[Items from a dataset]
= = =

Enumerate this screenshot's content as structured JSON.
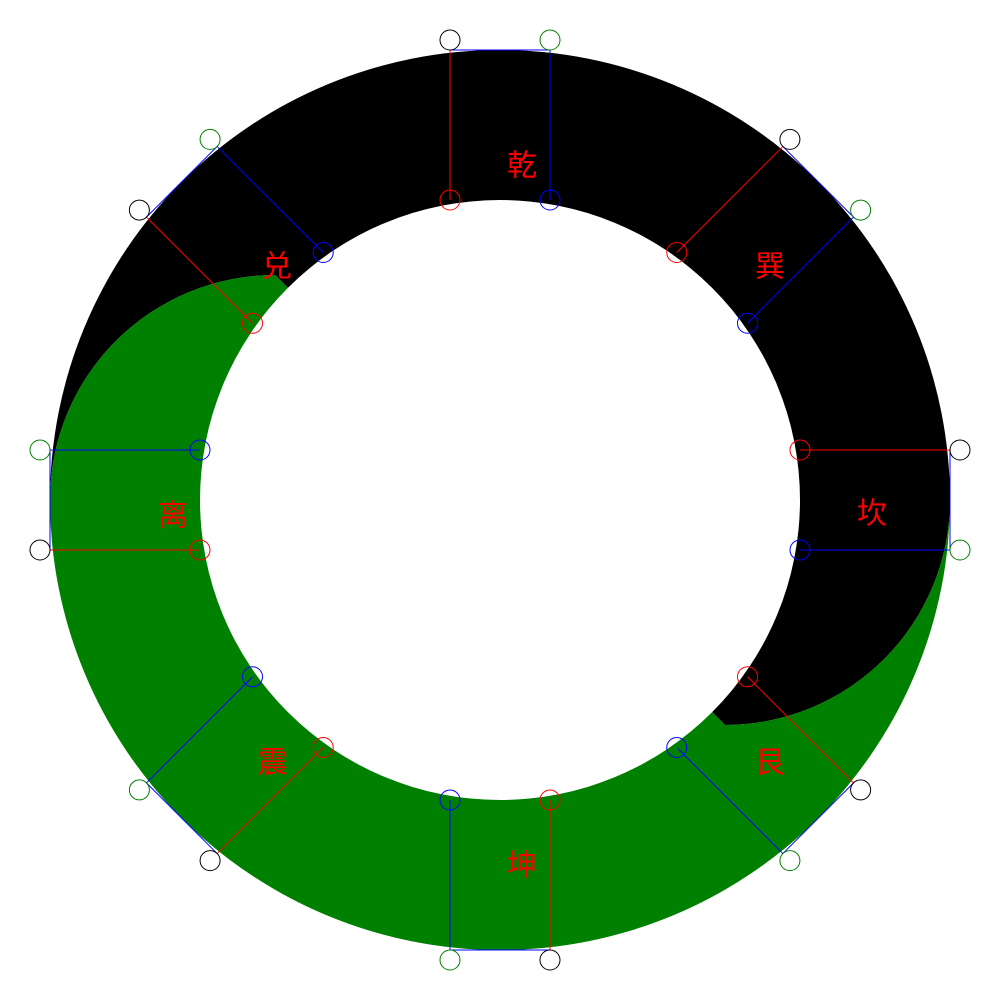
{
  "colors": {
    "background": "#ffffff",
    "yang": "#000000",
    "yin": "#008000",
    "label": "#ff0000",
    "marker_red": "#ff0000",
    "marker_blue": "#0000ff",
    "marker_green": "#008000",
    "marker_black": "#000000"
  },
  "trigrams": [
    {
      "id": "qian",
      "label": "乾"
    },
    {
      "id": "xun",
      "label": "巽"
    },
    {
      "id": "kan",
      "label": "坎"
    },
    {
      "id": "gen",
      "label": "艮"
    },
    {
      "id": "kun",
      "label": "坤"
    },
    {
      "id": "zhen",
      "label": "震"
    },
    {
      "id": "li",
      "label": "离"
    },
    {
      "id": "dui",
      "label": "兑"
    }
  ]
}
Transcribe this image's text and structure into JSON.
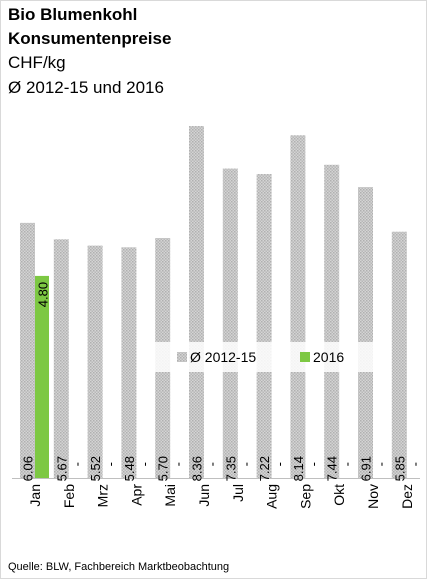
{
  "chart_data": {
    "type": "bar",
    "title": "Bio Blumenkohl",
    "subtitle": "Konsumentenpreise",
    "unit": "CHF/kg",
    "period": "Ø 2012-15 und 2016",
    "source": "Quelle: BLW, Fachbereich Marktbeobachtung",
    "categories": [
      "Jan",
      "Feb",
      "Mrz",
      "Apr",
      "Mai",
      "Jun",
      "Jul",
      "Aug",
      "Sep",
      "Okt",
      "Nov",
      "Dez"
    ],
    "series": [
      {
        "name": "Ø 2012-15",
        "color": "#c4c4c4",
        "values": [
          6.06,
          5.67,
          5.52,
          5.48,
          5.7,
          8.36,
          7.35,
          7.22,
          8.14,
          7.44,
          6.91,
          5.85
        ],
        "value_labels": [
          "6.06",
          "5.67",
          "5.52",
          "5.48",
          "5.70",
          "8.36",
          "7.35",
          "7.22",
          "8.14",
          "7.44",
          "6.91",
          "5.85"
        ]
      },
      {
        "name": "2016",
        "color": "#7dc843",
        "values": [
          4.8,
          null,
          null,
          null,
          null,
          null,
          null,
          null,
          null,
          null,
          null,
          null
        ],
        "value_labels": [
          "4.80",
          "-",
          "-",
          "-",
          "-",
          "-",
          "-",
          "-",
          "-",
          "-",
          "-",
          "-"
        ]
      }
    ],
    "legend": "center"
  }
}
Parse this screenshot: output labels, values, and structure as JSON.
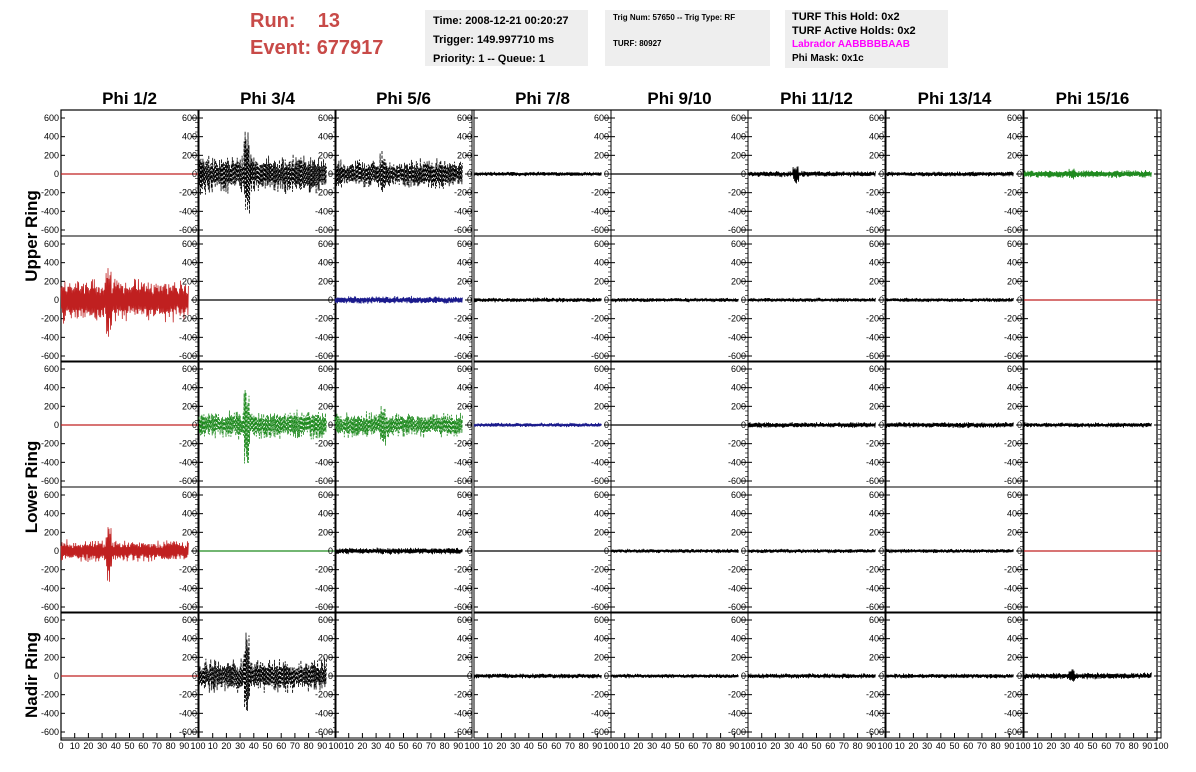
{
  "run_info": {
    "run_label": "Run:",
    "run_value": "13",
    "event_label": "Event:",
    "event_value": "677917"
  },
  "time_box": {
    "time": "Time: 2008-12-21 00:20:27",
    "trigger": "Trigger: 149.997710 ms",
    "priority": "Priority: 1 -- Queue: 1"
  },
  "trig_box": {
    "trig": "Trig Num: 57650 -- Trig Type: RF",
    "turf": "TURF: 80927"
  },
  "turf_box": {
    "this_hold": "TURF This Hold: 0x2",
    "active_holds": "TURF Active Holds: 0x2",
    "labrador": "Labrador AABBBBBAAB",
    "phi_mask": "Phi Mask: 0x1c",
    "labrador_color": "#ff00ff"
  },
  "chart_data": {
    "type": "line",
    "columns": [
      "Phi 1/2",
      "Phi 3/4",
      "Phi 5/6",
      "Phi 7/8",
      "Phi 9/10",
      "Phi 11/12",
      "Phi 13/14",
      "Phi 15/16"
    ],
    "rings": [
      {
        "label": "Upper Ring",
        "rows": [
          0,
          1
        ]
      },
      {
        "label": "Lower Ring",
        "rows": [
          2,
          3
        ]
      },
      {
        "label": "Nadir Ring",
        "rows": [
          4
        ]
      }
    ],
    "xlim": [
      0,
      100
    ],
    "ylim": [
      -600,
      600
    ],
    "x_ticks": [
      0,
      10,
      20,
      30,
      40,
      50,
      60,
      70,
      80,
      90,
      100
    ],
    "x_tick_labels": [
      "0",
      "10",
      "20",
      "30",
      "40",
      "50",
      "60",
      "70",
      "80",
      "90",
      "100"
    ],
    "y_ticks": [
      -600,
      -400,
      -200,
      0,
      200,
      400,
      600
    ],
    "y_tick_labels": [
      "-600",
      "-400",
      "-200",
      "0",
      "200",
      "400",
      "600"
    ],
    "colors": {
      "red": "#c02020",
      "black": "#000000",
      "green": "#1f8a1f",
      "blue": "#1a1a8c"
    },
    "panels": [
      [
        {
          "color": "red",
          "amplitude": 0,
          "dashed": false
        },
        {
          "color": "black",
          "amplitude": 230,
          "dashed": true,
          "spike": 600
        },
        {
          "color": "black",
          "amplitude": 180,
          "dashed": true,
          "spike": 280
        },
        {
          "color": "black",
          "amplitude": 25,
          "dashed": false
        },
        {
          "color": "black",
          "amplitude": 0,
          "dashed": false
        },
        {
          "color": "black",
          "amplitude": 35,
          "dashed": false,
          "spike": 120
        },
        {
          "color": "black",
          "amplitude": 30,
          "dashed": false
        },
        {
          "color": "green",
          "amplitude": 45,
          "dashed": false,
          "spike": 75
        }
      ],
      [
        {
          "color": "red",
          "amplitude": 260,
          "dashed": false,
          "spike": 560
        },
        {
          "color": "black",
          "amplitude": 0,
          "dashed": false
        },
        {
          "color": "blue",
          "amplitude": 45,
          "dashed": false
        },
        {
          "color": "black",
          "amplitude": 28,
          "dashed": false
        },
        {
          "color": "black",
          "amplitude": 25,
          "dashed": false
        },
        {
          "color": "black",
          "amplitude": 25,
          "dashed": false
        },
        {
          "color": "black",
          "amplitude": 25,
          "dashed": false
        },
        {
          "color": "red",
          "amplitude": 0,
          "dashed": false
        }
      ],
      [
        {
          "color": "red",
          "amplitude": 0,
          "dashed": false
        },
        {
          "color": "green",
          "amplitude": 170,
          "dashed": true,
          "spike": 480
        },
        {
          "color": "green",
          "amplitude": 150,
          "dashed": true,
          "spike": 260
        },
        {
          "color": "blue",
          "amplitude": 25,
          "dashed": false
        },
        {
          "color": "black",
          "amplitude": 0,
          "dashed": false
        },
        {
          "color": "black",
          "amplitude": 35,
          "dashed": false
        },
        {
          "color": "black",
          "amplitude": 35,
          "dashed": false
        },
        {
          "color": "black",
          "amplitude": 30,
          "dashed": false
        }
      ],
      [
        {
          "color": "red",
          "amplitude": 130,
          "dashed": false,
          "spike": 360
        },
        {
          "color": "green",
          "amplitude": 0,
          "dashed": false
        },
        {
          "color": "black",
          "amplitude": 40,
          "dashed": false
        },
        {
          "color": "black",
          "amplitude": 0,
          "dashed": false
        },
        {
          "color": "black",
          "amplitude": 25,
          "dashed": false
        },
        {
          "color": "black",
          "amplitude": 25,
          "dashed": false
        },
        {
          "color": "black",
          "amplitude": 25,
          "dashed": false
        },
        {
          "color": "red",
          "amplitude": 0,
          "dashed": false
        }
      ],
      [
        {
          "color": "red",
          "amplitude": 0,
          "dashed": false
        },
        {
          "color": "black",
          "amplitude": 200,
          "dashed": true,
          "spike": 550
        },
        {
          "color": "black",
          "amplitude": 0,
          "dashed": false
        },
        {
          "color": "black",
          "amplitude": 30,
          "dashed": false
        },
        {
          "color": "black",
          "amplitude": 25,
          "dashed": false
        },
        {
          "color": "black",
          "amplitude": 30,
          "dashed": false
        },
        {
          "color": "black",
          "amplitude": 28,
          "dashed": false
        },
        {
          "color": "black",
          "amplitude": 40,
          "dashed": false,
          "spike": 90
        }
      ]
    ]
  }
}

= = =

Without the pictures, print the whole listing exactly as given.

Enumerate this screenshot's content as structured JSON.
{
  "colors": {
    "background": "#ffffff",
    "yang": "#000000",
    "yin": "#008000",
    "label": "#ff0000",
    "marker_red": "#ff0000",
    "marker_blue": "#0000ff",
    "marker_green": "#008000",
    "marker_black": "#000000"
  },
  "trigrams": [
    {
      "id": "qian",
      "label": "乾"
    },
    {
      "id": "xun",
      "label": "巽"
    },
    {
      "id": "kan",
      "label": "坎"
    },
    {
      "id": "gen",
      "label": "艮"
    },
    {
      "id": "kun",
      "label": "坤"
    },
    {
      "id": "zhen",
      "label": "震"
    },
    {
      "id": "li",
      "label": "离"
    },
    {
      "id": "dui",
      "label": "兑"
    }
  ]
}
Transcribe this image's text and structure into JSON.
{
  "chart_data": {
    "type": "bar",
    "title": "Bio Blumenkohl",
    "subtitle": "Konsumentenpreise",
    "unit": "CHF/kg",
    "period": "Ø 2012-15 und 2016",
    "source": "Quelle: BLW, Fachbereich Marktbeobachtung",
    "categories": [
      "Jan",
      "Feb",
      "Mrz",
      "Apr",
      "Mai",
      "Jun",
      "Jul",
      "Aug",
      "Sep",
      "Okt",
      "Nov",
      "Dez"
    ],
    "series": [
      {
        "name": "Ø 2012-15",
        "color": "#c4c4c4",
        "values": [
          6.06,
          5.67,
          5.52,
          5.48,
          5.7,
          8.36,
          7.35,
          7.22,
          8.14,
          7.44,
          6.91,
          5.85
        ],
        "value_labels": [
          "6.06",
          "5.67",
          "5.52",
          "5.48",
          "5.70",
          "8.36",
          "7.35",
          "7.22",
          "8.14",
          "7.44",
          "6.91",
          "5.85"
        ]
      },
      {
        "name": "2016",
        "color": "#7dc843",
        "values": [
          4.8,
          null,
          null,
          null,
          null,
          null,
          null,
          null,
          null,
          null,
          null,
          null
        ],
        "value_labels": [
          "4.80",
          "-",
          "-",
          "-",
          "-",
          "-",
          "-",
          "-",
          "-",
          "-",
          "-",
          "-"
        ]
      }
    ],
    "legend": "center"
  }
}
Parse this screenshot: output labels, values, and structure as JSON.
{
  "run_info": {
    "run_label": "Run:",
    "run_value": "13",
    "event_label": "Event:",
    "event_value": "677917"
  },
  "time_box": {
    "time": "Time: 2008-12-21 00:20:27",
    "trigger": "Trigger: 149.997710 ms",
    "priority": "Priority: 1 -- Queue: 1"
  },
  "trig_box": {
    "trig": "Trig Num: 57650 -- Trig Type: RF",
    "turf": "TURF: 80927"
  },
  "turf_box": {
    "this_hold": "TURF This Hold: 0x2",
    "active_holds": "TURF Active Holds: 0x2",
    "labrador": "Labrador AABBBBBAAB",
    "phi_mask": "Phi Mask: 0x1c",
    "labrador_color": "#ff00ff"
  },
  "chart_data": {
    "type": "line",
    "columns": [
      "Phi 1/2",
      "Phi 3/4",
      "Phi 5/6",
      "Phi 7/8",
      "Phi 9/10",
      "Phi 11/12",
      "Phi 13/14",
      "Phi 15/16"
    ],
    "rings": [
      {
        "label": "Upper Ring",
        "rows": [
          0,
          1
        ]
      },
      {
        "label": "Lower Ring",
        "rows": [
          2,
          3
        ]
      },
      {
        "label": "Nadir Ring",
        "rows": [
          4
        ]
      }
    ],
    "xlim": [
      0,
      100
    ],
    "ylim": [
      -600,
      600
    ],
    "x_ticks": [
      0,
      10,
      20,
      30,
      40,
      50,
      60,
      70,
      80,
      90,
      100
    ],
    "x_tick_labels": [
      "0",
      "10",
      "20",
      "30",
      "40",
      "50",
      "60",
      "70",
      "80",
      "90",
      "100"
    ],
    "y_ticks": [
      -600,
      -400,
      -200,
      0,
      200,
      400,
      600
    ],
    "y_tick_labels": [
      "-600",
      "-400",
      "-200",
      "0",
      "200",
      "400",
      "600"
    ],
    "colors": {
      "red": "#c02020",
      "black": "#000000",
      "green": "#1f8a1f",
      "blue": "#1a1a8c"
    },
    "panels": [
      [
        {
          "color": "red",
          "amplitude": 0,
          "dashed": false
        },
        {
          "color": "black",
          "amplitude": 230,
          "dashed": true,
          "spike": 600
        },
        {
          "color": "black",
          "amplitude": 180,
          "dashed": true,
          "spike": 280
        },
        {
          "color": "black",
          "amplitude": 25,
          "dashed": false
        },
        {
          "color": "black",
          "amplitude": 0,
          "dashed": false
        },
        {
          "color": "black",
          "amplitude": 35,
          "dashed": false,
          "spike": 120
        },
        {
          "color": "black",
          "amplitude": 30,
          "dashed": false
        },
        {
          "color": "green",
          "amplitude": 45,
          "dashed": false,
          "spike": 75
        }
      ],
      [
        {
          "color": "red",
          "amplitude": 260,
          "dashed": false,
          "spike": 560
        },
        {
          "color": "black",
          "amplitude": 0,
          "dashed": false
        },
        {
          "color": "blue",
          "amplitude": 45,
          "dashed": false
        },
        {
          "color": "black",
          "amplitude": 28,
          "dashed": false
        },
        {
          "color": "black",
          "amplitude": 25,
          "dashed": false
        },
        {
          "color": "black",
          "amplitude": 25,
          "dashed": false
        },
        {
          "color": "black",
          "amplitude": 25,
          "dashed": false
        },
        {
          "color": "red",
          "amplitude": 0,
          "dashed": false
        }
      ],
      [
        {
          "color": "red",
          "amplitude": 0,
          "dashed": false
        },
        {
          "color": "green",
          "amplitude": 170,
          "dashed": true,
          "spike": 480
        },
        {
          "color": "green",
          "amplitude": 150,
          "dashed": true,
          "spike": 260
        },
        {
          "color": "blue",
          "amplitude": 25,
          "dashed": false
        },
        {
          "color": "black",
          "amplitude": 0,
          "dashed": false
        },
        {
          "color": "black",
          "amplitude": 35,
          "dashed": false
        },
        {
          "color": "black",
          "amplitude": 35,
          "dashed": false
        },
        {
          "color": "black",
          "amplitude": 30,
          "dashed": false
        }
      ],
      [
        {
          "color": "red",
          "amplitude": 130,
          "dashed": false,
          "spike": 360
        },
        {
          "color": "green",
          "amplitude": 0,
          "dashed": false
        },
        {
          "color": "black",
          "amplitude": 40,
          "dashed": false
        },
        {
          "color": "black",
          "amplitude": 0,
          "dashed": false
        },
        {
          "color": "black",
          "amplitude": 25,
          "dashed": false
        },
        {
          "color": "black",
          "amplitude": 25,
          "dashed": false
        },
        {
          "color": "black",
          "amplitude": 25,
          "dashed": false
        },
        {
          "color": "red",
          "amplitude": 0,
          "dashed": false
        }
      ],
      [
        {
          "color": "red",
          "amplitude": 0,
          "dashed": false
        },
        {
          "color": "black",
          "amplitude": 200,
          "dashed": true,
          "spike": 550
        },
        {
          "color": "black",
          "amplitude": 0,
          "dashed": false
        },
        {
          "color": "black",
          "amplitude": 30,
          "dashed": false
        },
        {
          "color": "black",
          "amplitude": 25,
          "dashed": false
        },
        {
          "color": "black",
          "amplitude": 30,
          "dashed": false
        },
        {
          "color": "black",
          "amplitude": 28,
          "dashed": false
        },
        {
          "color": "black",
          "amplitude": 40,
          "dashed": false,
          "spike": 90
        }
      ]
    ]
  }
}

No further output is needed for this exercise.